[Data records]

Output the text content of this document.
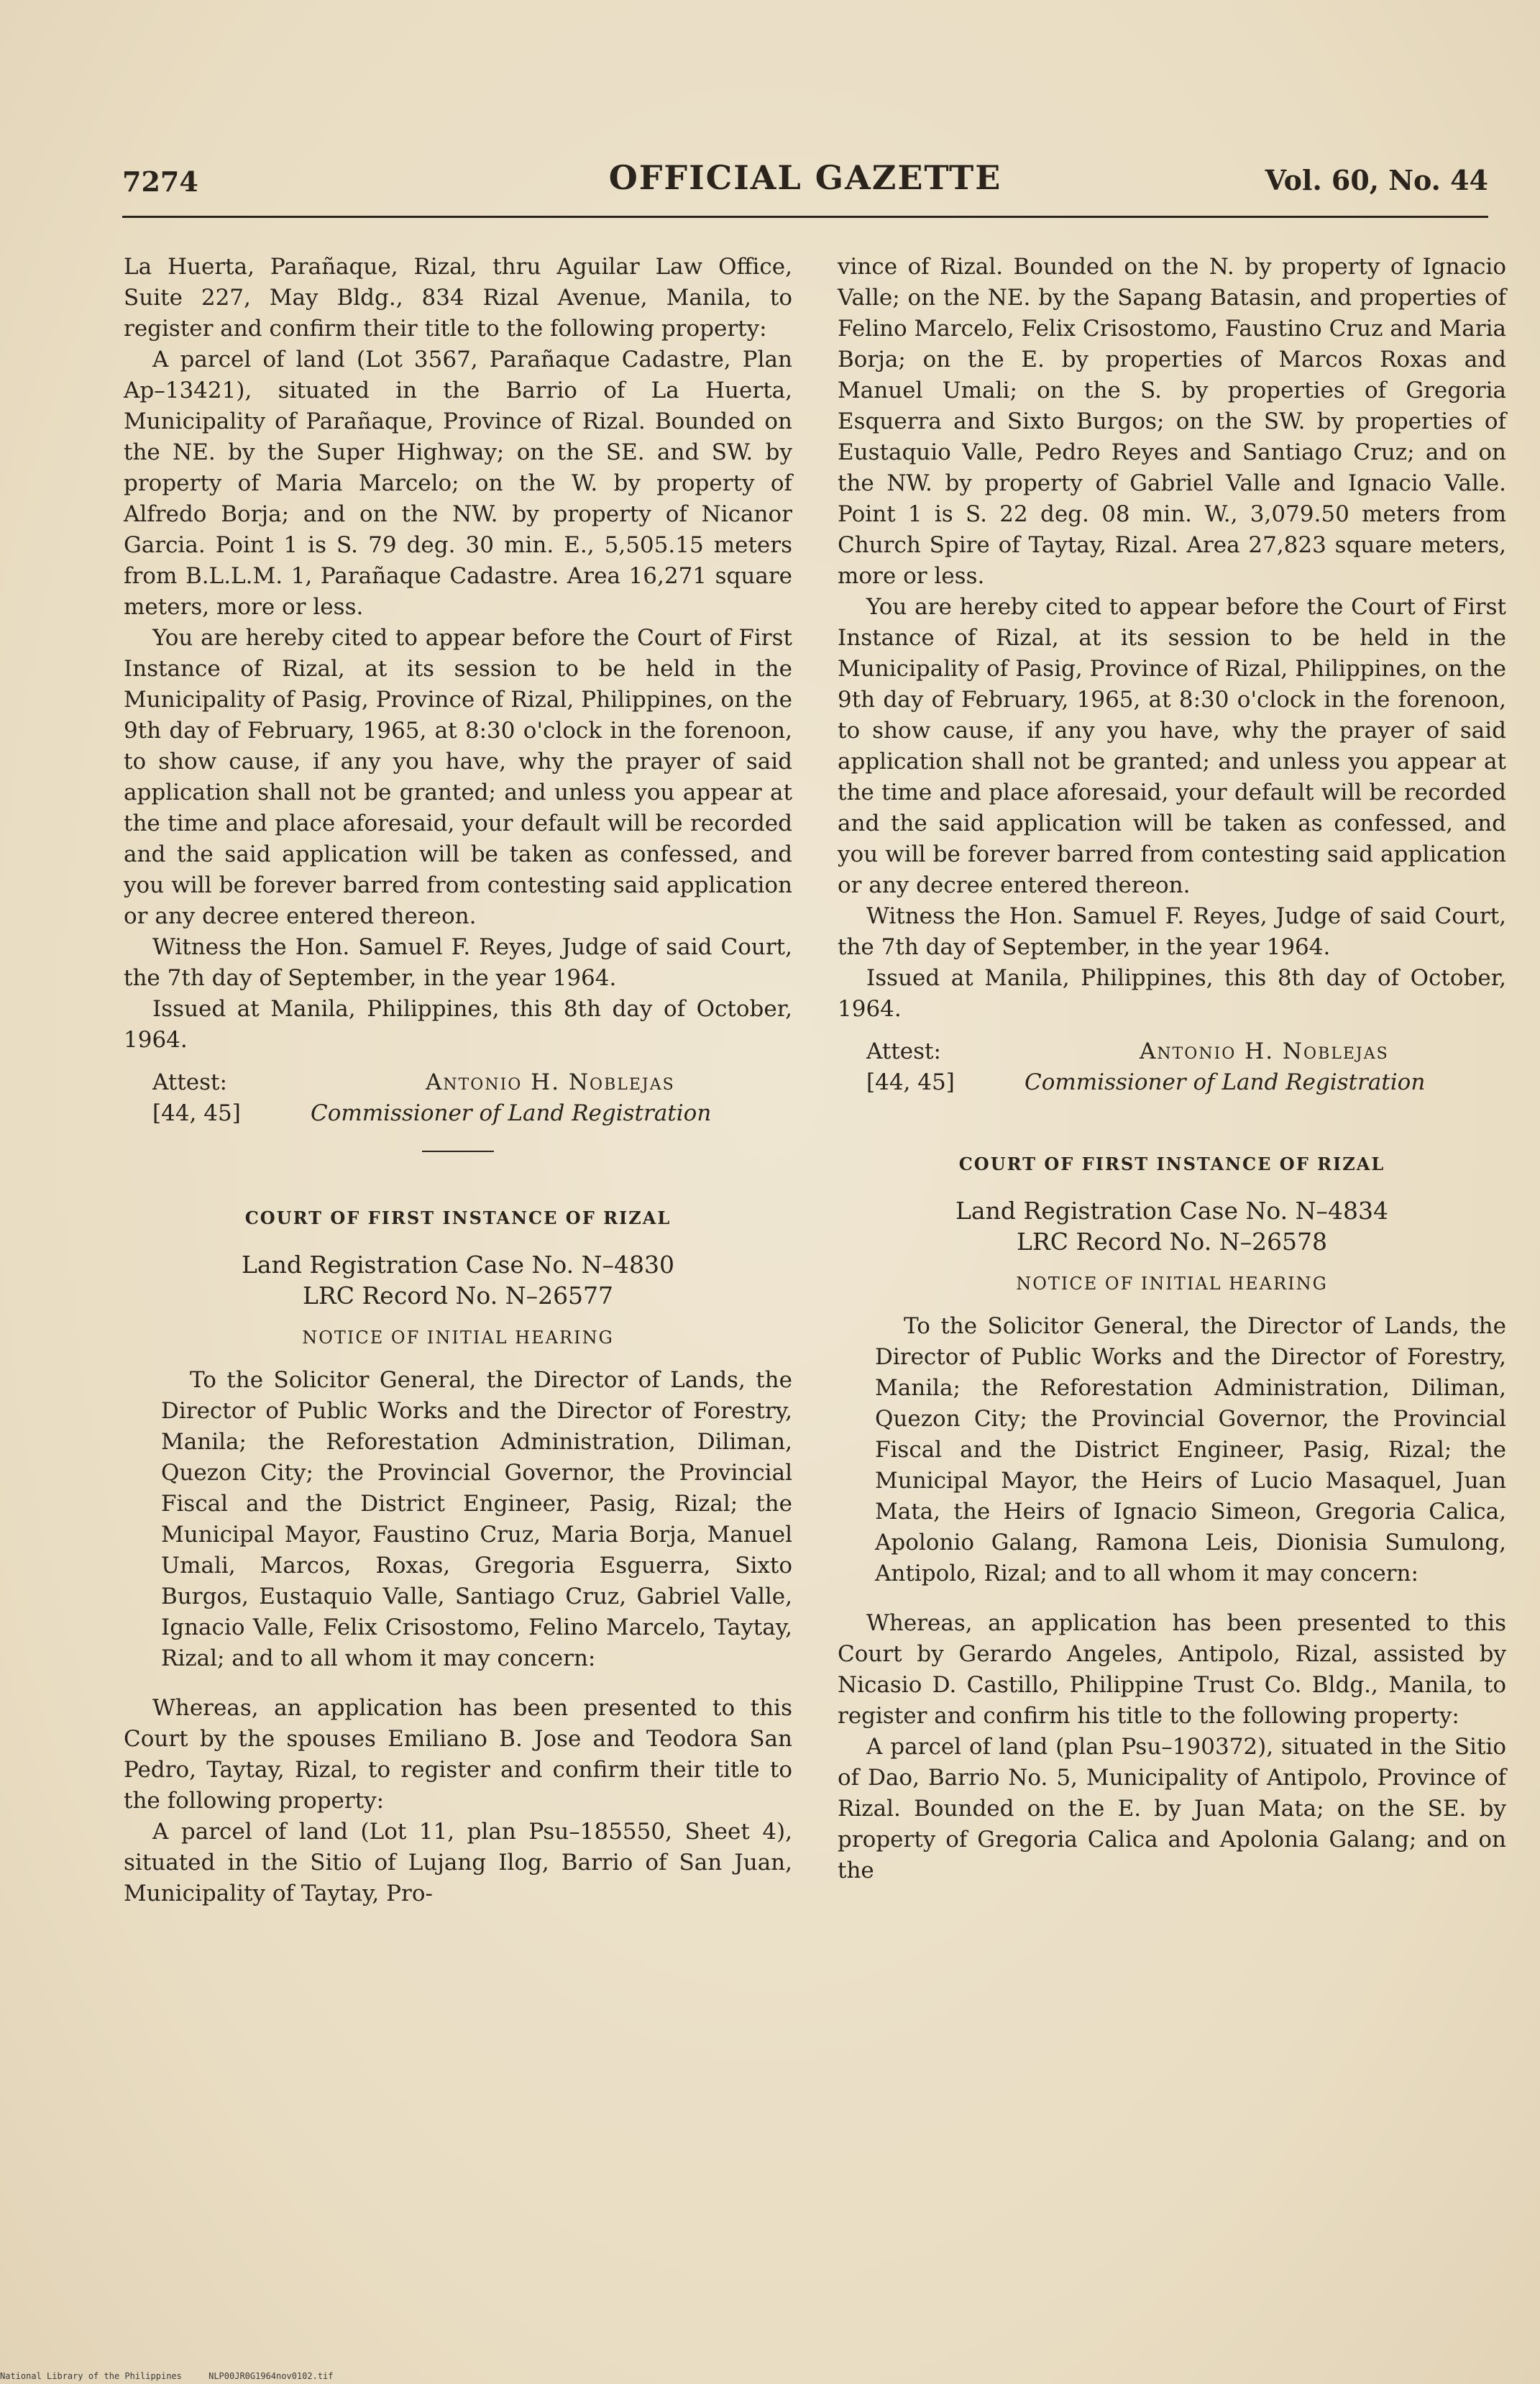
7274	OFFICIAL GAZETTE	Vol. 60, No. 44

La Huerta, Parañaque, Rizal, thru Aguilar Law Office, Suite 227, May Bldg., 834 Rizal Avenue, Manila, to register and confirm their title to the following property:

A parcel of land (Lot 3567, Parañaque Cadastre, Plan Ap–13421), situated in the Barrio of La Huerta, Municipality of Parañaque, Province of Rizal. Bounded on the NE. by the Super Highway; on the SE. and SW. by property of Maria Marcelo; on the W. by property of Alfredo Borja; and on the NW. by property of Nicanor Garcia. Point 1 is S. 79 deg. 30 min. E., 5,505.15 meters from B.L.L.M. 1, Parañaque Cadastre. Area 16,271 square meters, more or less.

You are hereby cited to appear before the Court of First Instance of Rizal, at its session to be held in the Municipality of Pasig, Province of Rizal, Philippines, on the 9th day of February, 1965, at 8:30 o'clock in the forenoon, to show cause, if any you have, why the prayer of said application shall not be granted; and unless you appear at the time and place aforesaid, your default will be recorded and the said application will be taken as confessed, and you will be forever barred from contesting said application or any decree entered thereon.

Witness the Hon. Samuel F. Reyes, Judge of said Court, the 7th day of September, in the year 1964.

Issued at Manila, Philippines, this 8th day of October, 1964.

Attest:
[44, 45]
Antonio H. Noblejas
Commissioner of Land Registration
COURT OF FIRST INSTANCE OF RIZAL
Land Registration Case No. N–4830
LRC Record No. N–26577
NOTICE OF INITIAL HEARING

To the Solicitor General, the Director of Lands, the Director of Public Works and the Director of Forestry, Manila; the Reforestation Administration, Diliman, Quezon City; the Provincial Governor, the Provincial Fiscal and the District Engineer, Pasig, Rizal; the Municipal Mayor, Faustino Cruz, Maria Borja, Manuel Umali, Marcos, Roxas, Gregoria Esguerra, Sixto Burgos, Eustaquio Valle, Santiago Cruz, Gabriel Valle, Ignacio Valle, Felix Crisostomo, Felino Marcelo, Taytay, Rizal; and to all whom it may concern:

Whereas, an application has been presented to this Court by the spouses Emiliano B. Jose and Teodora San Pedro, Taytay, Rizal, to register and confirm their title to the following property:

A parcel of land (Lot 11, plan Psu–185550, Sheet 4), situated in the Sitio of Lujang Ilog, Barrio of San Juan, Municipality of Taytay, Pro-

vince of Rizal. Bounded on the N. by property of Ignacio Valle; on the NE. by the Sapang Batasin, and properties of Felino Marcelo, Felix Crisostomo, Faustino Cruz and Maria Borja; on the E. by properties of Marcos Roxas and Manuel Umali; on the S. by properties of Gregoria Esquerra and Sixto Burgos; on the SW. by properties of Eustaquio Valle, Pedro Reyes and Santiago Cruz; and on the NW. by property of Gabriel Valle and Ignacio Valle. Point 1 is S. 22 deg. 08 min. W., 3,079.50 meters from Church Spire of Taytay, Rizal. Area 27,823 square meters, more or less.

You are hereby cited to appear before the Court of First Instance of Rizal, at its session to be held in the Municipality of Pasig, Province of Rizal, Philippines, on the 9th day of February, 1965, at 8:30 o'clock in the forenoon, to show cause, if any you have, why the prayer of said application shall not be granted; and unless you appear at the time and place aforesaid, your default will be recorded and the said application will be taken as confessed, and you will be forever barred from contesting said application or any decree entered thereon.

Witness the Hon. Samuel F. Reyes, Judge of said Court, the 7th day of September, in the year 1964.

Issued at Manila, Philippines, this 8th day of October, 1964.

Attest:
[44, 45]
Antonio H. Noblejas
Commissioner of Land Registration
COURT OF FIRST INSTANCE OF RIZAL
Land Registration Case No. N–4834
LRC Record No. N–26578
NOTICE OF INITIAL HEARING

To the Solicitor General, the Director of Lands, the Director of Public Works and the Director of Forestry, Manila; the Reforestation Administration, Diliman, Quezon City; the Provincial Governor, the Provincial Fiscal and the District Engineer, Pasig, Rizal; the Municipal Mayor, the Heirs of Lucio Masaquel, Juan Mata, the Heirs of Ignacio Simeon, Gregoria Calica, Apolonio Galang, Ramona Leis, Dionisia Sumulong, Antipolo, Rizal; and to all whom it may concern:

Whereas, an application has been presented to this Court by Gerardo Angeles, Antipolo, Rizal, assisted by Nicasio D. Castillo, Philippine Trust Co. Bldg., Manila, to register and confirm his title to the following property:

A parcel of land (plan Psu–190372), situated in the Sitio of Dao, Barrio No. 5, Municipality of Antipolo, Province of Rizal. Bounded on the E. by Juan Mata; on the SE. by property of Gregoria Calica and Apolonia Galang; and on the

National Library of the Philippines	NLP00JR0G1964nov0102.tif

-- BRIEF --
Print the listing above in full, exactly as written. Omit any pictures.

-- THE OUTPUT --
Output the text content of this document.
7274	OFFICIAL GAZETTE	Vol. 60, No. 44

La Huerta, Parañaque, Rizal, thru Aguilar Law Office, Suite 227, May Bldg., 834 Rizal Avenue, Manila, to register and confirm their title to the following property:

A parcel of land (Lot 3567, Parañaque Cadastre, Plan Ap–13421), situated in the Barrio of La Huerta, Municipality of Parañaque, Province of Rizal. Bounded on the NE. by the Super Highway; on the SE. and SW. by property of Maria Marcelo; on the W. by property of Alfredo Borja; and on the NW. by property of Nicanor Garcia. Point 1 is S. 79 deg. 30 min. E., 5,505.15 meters from B.L.L.M. 1, Parañaque Cadastre. Area 16,271 square meters, more or less.

You are hereby cited to appear before the Court of First Instance of Rizal, at its session to be held in the Municipality of Pasig, Province of Rizal, Philippines, on the 9th day of February, 1965, at 8:30 o'clock in the forenoon, to show cause, if any you have, why the prayer of said application shall not be granted; and unless you appear at the time and place aforesaid, your default will be recorded and the said application will be taken as confessed, and you will be forever barred from contesting said application or any decree entered thereon.

Witness the Hon. Samuel F. Reyes, Judge of said Court, the 7th day of September, in the year 1964.

Issued at Manila, Philippines, this 8th day of October, 1964.

Attest:
[44, 45]
Antonio H. Noblejas
Commissioner of Land Registration
COURT OF FIRST INSTANCE OF RIZAL
Land Registration Case No. N–4830
LRC Record No. N–26577
NOTICE OF INITIAL HEARING

To the Solicitor General, the Director of Lands, the Director of Public Works and the Director of Forestry, Manila; the Reforestation Administration, Diliman, Quezon City; the Provincial Governor, the Provincial Fiscal and the District Engineer, Pasig, Rizal; the Municipal Mayor, Faustino Cruz, Maria Borja, Manuel Umali, Marcos, Roxas, Gregoria Esguerra, Sixto Burgos, Eustaquio Valle, Santiago Cruz, Gabriel Valle, Ignacio Valle, Felix Crisostomo, Felino Marcelo, Taytay, Rizal; and to all whom it may concern:

Whereas, an application has been presented to this Court by the spouses Emiliano B. Jose and Teodora San Pedro, Taytay, Rizal, to register and confirm their title to the following property:

A parcel of land (Lot 11, plan Psu–185550, Sheet 4), situated in the Sitio of Lujang Ilog, Barrio of San Juan, Municipality of Taytay, Pro-

vince of Rizal. Bounded on the N. by property of Ignacio Valle; on the NE. by the Sapang Batasin, and properties of Felino Marcelo, Felix Crisostomo, Faustino Cruz and Maria Borja; on the E. by properties of Marcos Roxas and Manuel Umali; on the S. by properties of Gregoria Esquerra and Sixto Burgos; on the SW. by properties of Eustaquio Valle, Pedro Reyes and Santiago Cruz; and on the NW. by property of Gabriel Valle and Ignacio Valle. Point 1 is S. 22 deg. 08 min. W., 3,079.50 meters from Church Spire of Taytay, Rizal. Area 27,823 square meters, more or less.

You are hereby cited to appear before the Court of First Instance of Rizal, at its session to be held in the Municipality of Pasig, Province of Rizal, Philippines, on the 9th day of February, 1965, at 8:30 o'clock in the forenoon, to show cause, if any you have, why the prayer of said application shall not be granted; and unless you appear at the time and place aforesaid, your default will be recorded and the said application will be taken as confessed, and you will be forever barred from contesting said application or any decree entered thereon.

Witness the Hon. Samuel F. Reyes, Judge of said Court, the 7th day of September, in the year 1964.

Issued at Manila, Philippines, this 8th day of October, 1964.

Attest:
[44, 45]
Antonio H. Noblejas
Commissioner of Land Registration
COURT OF FIRST INSTANCE OF RIZAL
Land Registration Case No. N–4834
LRC Record No. N–26578
NOTICE OF INITIAL HEARING

To the Solicitor General, the Director of Lands, the Director of Public Works and the Director of Forestry, Manila; the Reforestation Administration, Diliman, Quezon City; the Provincial Governor, the Provincial Fiscal and the District Engineer, Pasig, Rizal; the Municipal Mayor, the Heirs of Lucio Masaquel, Juan Mata, the Heirs of Ignacio Simeon, Gregoria Calica, Apolonio Galang, Ramona Leis, Dionisia Sumulong, Antipolo, Rizal; and to all whom it may concern:

Whereas, an application has been presented to this Court by Gerardo Angeles, Antipolo, Rizal, assisted by Nicasio D. Castillo, Philippine Trust Co. Bldg., Manila, to register and confirm his title to the following property:

A parcel of land (plan Psu–190372), situated in the Sitio of Dao, Barrio No. 5, Municipality of Antipolo, Province of Rizal. Bounded on the E. by Juan Mata; on the SE. by property of Gregoria Calica and Apolonia Galang; and on the

National Library of the Philippines	NLP00JR0G1964nov0102.tif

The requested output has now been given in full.